▶ Requirement
Compute the number of lines that include the string "الذي", then output that number and nothing else.

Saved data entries
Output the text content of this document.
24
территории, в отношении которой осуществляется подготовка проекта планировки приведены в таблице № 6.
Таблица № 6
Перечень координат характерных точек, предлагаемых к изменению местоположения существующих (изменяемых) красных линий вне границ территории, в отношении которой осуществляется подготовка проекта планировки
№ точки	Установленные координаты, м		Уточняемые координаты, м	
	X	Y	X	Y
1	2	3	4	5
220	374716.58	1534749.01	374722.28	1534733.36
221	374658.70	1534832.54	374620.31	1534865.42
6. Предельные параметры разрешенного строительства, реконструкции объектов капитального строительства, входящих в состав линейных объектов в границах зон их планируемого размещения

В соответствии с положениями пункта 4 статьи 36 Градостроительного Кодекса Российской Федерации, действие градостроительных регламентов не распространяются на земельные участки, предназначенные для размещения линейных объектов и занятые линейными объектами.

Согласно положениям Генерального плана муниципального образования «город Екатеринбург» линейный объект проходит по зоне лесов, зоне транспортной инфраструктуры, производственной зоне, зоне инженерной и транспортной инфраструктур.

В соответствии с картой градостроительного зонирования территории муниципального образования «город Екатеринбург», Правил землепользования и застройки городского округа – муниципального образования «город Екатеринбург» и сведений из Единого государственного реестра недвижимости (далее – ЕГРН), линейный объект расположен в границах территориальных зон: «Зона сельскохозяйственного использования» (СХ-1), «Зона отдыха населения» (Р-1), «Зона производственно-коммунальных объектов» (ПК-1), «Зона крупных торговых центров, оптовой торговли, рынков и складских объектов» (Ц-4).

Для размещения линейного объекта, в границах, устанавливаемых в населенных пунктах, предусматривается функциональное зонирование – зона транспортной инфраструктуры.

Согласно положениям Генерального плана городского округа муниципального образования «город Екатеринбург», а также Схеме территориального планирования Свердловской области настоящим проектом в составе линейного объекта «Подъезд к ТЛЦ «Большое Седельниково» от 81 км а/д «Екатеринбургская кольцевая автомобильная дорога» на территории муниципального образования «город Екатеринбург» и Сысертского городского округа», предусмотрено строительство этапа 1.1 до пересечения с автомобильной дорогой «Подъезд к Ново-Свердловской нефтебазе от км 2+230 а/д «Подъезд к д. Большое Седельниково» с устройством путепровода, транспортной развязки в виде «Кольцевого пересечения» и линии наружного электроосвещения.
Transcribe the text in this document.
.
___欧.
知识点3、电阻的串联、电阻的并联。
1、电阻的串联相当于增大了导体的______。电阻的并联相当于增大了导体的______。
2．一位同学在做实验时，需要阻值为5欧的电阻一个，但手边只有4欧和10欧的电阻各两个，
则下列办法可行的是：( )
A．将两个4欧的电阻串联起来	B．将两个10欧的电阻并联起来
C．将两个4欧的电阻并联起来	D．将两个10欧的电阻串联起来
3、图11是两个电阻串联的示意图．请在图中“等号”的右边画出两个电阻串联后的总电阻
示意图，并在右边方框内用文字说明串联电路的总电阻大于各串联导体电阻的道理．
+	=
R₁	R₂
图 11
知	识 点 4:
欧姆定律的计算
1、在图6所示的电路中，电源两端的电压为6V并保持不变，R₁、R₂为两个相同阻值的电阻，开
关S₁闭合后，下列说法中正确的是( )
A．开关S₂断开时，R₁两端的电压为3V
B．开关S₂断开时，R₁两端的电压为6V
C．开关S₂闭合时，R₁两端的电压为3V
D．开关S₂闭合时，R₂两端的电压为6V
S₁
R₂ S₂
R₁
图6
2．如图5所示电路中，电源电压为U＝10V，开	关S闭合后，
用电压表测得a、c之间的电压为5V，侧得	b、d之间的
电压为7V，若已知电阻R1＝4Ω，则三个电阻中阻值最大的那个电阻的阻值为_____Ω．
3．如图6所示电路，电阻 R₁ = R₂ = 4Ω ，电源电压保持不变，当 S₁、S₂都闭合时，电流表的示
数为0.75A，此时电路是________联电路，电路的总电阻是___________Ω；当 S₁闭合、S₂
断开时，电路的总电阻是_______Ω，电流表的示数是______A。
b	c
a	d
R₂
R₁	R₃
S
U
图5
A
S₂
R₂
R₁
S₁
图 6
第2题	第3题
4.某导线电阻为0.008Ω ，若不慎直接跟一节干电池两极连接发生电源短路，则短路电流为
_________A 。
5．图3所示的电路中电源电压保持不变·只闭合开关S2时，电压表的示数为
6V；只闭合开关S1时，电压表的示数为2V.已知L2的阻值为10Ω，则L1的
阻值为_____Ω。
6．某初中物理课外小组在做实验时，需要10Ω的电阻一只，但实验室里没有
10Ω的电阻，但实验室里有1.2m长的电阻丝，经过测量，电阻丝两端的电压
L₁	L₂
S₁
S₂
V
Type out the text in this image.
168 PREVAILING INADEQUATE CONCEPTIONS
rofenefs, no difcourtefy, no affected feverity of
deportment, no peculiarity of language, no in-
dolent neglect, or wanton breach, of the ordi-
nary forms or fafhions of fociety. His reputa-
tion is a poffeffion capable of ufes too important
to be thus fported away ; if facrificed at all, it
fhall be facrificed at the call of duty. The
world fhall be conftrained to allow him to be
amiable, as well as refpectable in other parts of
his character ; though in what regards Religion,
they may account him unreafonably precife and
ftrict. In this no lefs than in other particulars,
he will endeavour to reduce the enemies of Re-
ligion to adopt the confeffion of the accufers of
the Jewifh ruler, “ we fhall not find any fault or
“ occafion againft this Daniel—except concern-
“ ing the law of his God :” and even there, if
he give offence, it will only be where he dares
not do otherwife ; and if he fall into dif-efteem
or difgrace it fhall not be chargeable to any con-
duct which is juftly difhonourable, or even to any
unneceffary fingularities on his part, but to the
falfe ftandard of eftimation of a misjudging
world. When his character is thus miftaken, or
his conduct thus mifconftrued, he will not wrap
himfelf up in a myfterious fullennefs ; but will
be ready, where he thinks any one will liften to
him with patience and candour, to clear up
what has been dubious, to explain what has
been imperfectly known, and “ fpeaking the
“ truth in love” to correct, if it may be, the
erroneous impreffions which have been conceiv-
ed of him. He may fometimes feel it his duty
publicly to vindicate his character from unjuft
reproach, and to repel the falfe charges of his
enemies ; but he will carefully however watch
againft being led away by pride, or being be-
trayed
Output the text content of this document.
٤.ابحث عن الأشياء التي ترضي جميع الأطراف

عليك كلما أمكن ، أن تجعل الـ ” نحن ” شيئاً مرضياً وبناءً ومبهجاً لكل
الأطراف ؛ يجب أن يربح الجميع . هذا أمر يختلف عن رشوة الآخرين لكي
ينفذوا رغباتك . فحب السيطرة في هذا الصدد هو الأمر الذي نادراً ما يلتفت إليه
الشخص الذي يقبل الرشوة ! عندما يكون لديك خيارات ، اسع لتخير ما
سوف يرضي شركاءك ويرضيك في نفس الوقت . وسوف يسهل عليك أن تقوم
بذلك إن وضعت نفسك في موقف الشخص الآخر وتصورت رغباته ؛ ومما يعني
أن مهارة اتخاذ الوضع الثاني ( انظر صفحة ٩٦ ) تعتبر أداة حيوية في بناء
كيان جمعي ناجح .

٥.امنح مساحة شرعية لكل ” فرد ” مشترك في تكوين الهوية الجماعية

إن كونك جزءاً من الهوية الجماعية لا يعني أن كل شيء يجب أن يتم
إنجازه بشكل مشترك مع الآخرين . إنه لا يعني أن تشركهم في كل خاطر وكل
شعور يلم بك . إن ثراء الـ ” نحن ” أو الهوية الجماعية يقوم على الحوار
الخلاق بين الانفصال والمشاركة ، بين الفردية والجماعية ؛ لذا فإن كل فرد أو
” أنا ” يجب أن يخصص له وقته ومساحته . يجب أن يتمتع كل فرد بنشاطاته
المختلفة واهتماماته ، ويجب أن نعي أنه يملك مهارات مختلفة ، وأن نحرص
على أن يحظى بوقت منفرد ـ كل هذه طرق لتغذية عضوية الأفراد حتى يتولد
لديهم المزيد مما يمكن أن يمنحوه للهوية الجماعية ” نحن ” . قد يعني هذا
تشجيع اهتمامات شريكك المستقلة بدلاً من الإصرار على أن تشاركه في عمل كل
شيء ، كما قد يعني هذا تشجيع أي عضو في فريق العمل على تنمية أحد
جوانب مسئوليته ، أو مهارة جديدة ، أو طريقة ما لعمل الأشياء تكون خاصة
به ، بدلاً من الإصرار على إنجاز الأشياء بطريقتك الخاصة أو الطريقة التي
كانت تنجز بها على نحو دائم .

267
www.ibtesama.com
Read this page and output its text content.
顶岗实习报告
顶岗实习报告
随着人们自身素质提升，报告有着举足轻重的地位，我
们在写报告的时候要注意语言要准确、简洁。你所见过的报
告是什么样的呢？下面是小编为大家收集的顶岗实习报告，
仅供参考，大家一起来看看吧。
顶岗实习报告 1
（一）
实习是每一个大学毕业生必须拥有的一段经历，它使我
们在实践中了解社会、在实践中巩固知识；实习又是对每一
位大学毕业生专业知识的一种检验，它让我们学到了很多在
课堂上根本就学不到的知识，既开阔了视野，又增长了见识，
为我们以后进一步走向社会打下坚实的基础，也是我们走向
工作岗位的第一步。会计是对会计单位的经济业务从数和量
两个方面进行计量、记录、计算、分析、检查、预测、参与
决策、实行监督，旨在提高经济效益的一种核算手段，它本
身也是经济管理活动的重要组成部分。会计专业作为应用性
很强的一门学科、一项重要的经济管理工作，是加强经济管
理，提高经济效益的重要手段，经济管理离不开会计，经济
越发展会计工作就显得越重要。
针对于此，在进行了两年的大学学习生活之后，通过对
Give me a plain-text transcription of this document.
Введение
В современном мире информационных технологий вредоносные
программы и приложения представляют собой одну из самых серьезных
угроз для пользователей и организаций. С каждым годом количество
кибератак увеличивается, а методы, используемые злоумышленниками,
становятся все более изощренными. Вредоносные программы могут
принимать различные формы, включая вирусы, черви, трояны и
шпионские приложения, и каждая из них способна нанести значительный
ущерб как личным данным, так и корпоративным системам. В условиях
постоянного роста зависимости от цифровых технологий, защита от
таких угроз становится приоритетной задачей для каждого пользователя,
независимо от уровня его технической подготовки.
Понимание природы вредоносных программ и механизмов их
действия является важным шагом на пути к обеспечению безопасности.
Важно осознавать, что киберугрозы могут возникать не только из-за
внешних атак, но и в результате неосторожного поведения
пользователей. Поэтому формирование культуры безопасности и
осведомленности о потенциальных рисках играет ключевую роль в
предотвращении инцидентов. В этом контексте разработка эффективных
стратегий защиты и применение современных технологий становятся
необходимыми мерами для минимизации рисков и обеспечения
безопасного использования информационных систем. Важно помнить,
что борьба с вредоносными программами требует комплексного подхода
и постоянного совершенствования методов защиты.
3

▶ Output of the exercise
2